TO BE DONE: Of all the lines in the data below, how many contain "color"? Report that number alone.

SUPPLIED DATA:
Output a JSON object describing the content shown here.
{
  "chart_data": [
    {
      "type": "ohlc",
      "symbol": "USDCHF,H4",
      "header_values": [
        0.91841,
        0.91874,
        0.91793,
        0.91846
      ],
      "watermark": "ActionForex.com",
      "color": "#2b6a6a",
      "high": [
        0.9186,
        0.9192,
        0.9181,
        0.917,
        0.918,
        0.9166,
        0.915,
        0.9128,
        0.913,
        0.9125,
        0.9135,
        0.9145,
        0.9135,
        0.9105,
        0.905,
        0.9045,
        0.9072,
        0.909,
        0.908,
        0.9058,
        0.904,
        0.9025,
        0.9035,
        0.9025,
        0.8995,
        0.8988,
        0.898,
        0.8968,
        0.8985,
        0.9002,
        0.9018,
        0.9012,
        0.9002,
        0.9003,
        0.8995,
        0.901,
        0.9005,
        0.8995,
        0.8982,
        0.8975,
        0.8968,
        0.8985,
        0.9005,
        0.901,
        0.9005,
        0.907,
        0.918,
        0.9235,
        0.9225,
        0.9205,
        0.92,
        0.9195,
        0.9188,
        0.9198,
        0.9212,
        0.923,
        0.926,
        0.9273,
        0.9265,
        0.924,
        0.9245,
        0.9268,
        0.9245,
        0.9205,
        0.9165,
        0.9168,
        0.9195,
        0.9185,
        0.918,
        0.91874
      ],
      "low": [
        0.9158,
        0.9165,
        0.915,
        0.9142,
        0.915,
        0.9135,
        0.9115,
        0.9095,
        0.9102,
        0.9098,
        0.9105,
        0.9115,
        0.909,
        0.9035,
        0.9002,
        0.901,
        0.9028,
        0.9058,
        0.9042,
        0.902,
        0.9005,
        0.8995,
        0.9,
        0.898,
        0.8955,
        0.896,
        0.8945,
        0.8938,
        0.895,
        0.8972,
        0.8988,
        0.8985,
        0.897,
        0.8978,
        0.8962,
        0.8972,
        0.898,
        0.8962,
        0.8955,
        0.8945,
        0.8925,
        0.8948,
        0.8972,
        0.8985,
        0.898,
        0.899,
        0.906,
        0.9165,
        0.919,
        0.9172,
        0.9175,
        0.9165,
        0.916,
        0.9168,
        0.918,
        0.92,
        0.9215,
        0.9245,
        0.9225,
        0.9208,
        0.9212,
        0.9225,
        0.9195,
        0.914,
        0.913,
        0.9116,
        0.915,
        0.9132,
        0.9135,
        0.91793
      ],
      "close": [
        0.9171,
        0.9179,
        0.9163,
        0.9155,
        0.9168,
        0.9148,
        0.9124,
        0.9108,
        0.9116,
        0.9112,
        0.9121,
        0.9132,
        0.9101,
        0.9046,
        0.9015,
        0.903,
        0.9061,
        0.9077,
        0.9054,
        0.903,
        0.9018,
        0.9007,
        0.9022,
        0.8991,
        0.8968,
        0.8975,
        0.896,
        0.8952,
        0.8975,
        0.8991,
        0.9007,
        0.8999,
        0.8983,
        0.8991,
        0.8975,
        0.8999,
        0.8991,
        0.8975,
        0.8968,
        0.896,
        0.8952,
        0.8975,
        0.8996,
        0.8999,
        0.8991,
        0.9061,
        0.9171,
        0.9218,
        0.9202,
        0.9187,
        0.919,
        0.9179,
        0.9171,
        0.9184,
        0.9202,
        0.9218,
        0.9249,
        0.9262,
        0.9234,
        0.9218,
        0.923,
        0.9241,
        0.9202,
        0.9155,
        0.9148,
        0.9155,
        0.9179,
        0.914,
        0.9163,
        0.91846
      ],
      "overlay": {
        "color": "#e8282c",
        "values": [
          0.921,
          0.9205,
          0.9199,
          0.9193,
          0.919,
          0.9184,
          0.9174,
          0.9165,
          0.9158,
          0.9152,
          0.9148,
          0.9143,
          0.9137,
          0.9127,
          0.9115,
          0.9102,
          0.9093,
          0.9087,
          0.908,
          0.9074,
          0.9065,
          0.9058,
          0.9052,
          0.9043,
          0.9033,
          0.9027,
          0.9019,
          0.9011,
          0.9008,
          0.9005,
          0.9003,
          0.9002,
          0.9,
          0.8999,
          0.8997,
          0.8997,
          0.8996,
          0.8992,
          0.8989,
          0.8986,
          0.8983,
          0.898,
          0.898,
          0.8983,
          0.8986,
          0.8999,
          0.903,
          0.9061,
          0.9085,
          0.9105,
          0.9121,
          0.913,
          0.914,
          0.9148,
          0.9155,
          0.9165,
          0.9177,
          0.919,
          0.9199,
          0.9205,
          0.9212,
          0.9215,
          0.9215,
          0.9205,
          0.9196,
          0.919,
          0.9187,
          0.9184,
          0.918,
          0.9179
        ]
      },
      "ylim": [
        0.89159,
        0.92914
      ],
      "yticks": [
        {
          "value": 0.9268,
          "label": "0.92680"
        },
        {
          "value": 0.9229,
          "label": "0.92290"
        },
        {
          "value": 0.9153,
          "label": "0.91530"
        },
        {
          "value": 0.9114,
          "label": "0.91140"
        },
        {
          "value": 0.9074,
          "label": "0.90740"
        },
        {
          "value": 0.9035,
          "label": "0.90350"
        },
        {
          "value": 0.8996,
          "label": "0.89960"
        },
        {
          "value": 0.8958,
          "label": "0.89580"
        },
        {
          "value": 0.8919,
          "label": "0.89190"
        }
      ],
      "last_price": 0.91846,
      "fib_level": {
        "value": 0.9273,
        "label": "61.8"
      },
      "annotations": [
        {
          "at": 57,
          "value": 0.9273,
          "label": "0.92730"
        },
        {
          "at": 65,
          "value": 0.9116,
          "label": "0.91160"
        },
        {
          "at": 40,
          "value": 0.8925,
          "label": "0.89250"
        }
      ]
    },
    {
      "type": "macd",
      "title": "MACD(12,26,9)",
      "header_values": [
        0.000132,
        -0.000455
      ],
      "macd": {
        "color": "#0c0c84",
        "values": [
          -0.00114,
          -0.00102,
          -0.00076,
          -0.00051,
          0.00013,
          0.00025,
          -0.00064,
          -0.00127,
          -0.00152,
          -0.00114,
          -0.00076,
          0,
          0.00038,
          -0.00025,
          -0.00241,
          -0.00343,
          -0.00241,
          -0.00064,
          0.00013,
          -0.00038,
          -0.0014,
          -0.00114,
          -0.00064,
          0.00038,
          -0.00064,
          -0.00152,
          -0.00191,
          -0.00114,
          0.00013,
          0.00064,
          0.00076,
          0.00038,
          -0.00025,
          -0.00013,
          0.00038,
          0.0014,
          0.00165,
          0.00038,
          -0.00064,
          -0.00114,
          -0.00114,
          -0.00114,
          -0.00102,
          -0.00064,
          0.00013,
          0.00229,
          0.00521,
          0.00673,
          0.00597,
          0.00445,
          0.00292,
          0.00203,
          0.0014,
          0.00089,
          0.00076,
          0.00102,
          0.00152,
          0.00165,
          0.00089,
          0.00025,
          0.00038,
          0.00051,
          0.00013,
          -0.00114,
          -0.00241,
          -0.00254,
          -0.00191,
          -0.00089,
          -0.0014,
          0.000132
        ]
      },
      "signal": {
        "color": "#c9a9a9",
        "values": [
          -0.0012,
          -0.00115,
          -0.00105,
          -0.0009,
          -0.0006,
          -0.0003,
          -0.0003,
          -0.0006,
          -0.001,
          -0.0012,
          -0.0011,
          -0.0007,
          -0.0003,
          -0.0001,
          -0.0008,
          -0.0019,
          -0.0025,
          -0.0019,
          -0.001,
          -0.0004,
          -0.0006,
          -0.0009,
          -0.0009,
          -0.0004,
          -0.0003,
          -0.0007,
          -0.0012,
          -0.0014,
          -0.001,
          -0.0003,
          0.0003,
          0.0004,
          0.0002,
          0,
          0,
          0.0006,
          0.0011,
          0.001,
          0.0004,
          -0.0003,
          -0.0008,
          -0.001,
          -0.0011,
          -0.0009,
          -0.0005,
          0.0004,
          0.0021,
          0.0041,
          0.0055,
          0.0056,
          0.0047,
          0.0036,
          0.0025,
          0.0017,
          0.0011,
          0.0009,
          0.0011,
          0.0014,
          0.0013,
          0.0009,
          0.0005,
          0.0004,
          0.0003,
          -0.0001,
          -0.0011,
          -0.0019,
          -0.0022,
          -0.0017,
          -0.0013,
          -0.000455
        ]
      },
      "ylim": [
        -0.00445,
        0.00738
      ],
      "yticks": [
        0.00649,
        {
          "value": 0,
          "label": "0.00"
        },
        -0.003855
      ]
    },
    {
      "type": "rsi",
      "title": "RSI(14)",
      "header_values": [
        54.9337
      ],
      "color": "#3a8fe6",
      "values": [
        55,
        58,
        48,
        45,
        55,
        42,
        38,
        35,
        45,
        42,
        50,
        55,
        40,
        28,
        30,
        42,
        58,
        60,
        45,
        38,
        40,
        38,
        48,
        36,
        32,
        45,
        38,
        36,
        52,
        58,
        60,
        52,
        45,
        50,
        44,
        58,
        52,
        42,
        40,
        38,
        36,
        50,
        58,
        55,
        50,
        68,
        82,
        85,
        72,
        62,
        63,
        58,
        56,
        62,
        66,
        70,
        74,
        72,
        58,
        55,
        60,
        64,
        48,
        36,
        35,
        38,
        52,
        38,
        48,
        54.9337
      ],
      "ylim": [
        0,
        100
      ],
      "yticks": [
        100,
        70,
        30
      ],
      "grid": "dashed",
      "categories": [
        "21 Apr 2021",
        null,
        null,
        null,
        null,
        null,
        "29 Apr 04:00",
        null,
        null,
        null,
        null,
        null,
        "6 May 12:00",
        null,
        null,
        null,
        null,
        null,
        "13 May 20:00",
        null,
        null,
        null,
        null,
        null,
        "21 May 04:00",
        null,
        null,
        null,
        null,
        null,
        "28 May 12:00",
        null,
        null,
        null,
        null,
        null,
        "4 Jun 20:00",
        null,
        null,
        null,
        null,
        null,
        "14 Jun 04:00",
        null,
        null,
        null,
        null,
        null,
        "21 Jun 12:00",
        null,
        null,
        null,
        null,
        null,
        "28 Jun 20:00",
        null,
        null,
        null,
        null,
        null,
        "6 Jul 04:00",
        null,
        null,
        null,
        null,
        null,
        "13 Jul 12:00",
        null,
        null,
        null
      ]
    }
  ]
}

TASK RESPONSE: 5